# Short exercise
Write out every entry exactly as it stands.

--*--

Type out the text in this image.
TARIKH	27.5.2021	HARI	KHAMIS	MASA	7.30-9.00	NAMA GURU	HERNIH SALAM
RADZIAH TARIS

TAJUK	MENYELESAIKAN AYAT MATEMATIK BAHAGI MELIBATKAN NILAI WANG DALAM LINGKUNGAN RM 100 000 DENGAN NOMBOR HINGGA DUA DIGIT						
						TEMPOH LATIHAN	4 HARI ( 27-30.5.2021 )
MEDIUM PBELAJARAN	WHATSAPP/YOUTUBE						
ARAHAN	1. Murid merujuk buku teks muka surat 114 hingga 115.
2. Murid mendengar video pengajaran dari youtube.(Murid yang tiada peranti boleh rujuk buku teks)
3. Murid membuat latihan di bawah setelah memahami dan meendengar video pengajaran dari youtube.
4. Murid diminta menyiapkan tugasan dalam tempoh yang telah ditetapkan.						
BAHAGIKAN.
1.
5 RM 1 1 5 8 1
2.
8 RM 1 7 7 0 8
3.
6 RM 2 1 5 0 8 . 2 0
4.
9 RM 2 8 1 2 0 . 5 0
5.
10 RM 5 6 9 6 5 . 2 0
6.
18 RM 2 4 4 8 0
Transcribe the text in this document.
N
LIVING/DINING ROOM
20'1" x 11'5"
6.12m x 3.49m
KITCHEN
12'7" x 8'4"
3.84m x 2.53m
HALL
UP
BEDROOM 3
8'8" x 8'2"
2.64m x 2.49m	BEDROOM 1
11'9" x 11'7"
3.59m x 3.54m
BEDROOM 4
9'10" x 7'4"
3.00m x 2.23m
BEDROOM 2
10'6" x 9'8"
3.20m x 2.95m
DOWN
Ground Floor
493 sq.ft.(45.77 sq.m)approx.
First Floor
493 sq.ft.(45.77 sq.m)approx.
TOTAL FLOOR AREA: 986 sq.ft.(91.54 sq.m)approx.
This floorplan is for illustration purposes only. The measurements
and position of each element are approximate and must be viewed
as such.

--*--

# Full output
Type out the text in this image.
TARIKH	27.5.2021	HARI	KHAMIS	MASA	7.30-9.00	NAMA GURU	HERNIH SALAM
RADZIAH TARIS

TAJUK	MENYELESAIKAN AYAT MATEMATIK BAHAGI MELIBATKAN NILAI WANG DALAM LINGKUNGAN RM 100 000 DENGAN NOMBOR HINGGA DUA DIGIT						
						TEMPOH LATIHAN	4 HARI ( 27-30.5.2021 )
MEDIUM PBELAJARAN	WHATSAPP/YOUTUBE						
ARAHAN	1. Murid merujuk buku teks muka surat 114 hingga 115.
2. Murid mendengar video pengajaran dari youtube.(Murid yang tiada peranti boleh rujuk buku teks)
3. Murid membuat latihan di bawah setelah memahami dan meendengar video pengajaran dari youtube.
4. Murid diminta menyiapkan tugasan dalam tempoh yang telah ditetapkan.						
BAHAGIKAN.
1.
5 RM 1 1 5 8 1
2.
8 RM 1 7 7 0 8
3.
6 RM 2 1 5 0 8 . 2 0
4.
9 RM 2 8 1 2 0 . 5 0
5.
10 RM 5 6 9 6 5 . 2 0
6.
18 RM 2 4 4 8 0
Transcribe the text in this document.
N
LIVING/DINING ROOM
20'1" x 11'5"
6.12m x 3.49m
KITCHEN
12'7" x 8'4"
3.84m x 2.53m
HALL
UP
BEDROOM 3
8'8" x 8'2"
2.64m x 2.49m	BEDROOM 1
11'9" x 11'7"
3.59m x 3.54m
BEDROOM 4
9'10" x 7'4"
3.00m x 2.23m
BEDROOM 2
10'6" x 9'8"
3.20m x 2.95m
DOWN
Ground Floor
493 sq.ft.(45.77 sq.m)approx.
First Floor
493 sq.ft.(45.77 sq.m)approx.
TOTAL FLOOR AREA: 986 sq.ft.(91.54 sq.m)approx.
This floorplan is for illustration purposes only. The measurements
and position of each element are approximate and must be viewed
as such.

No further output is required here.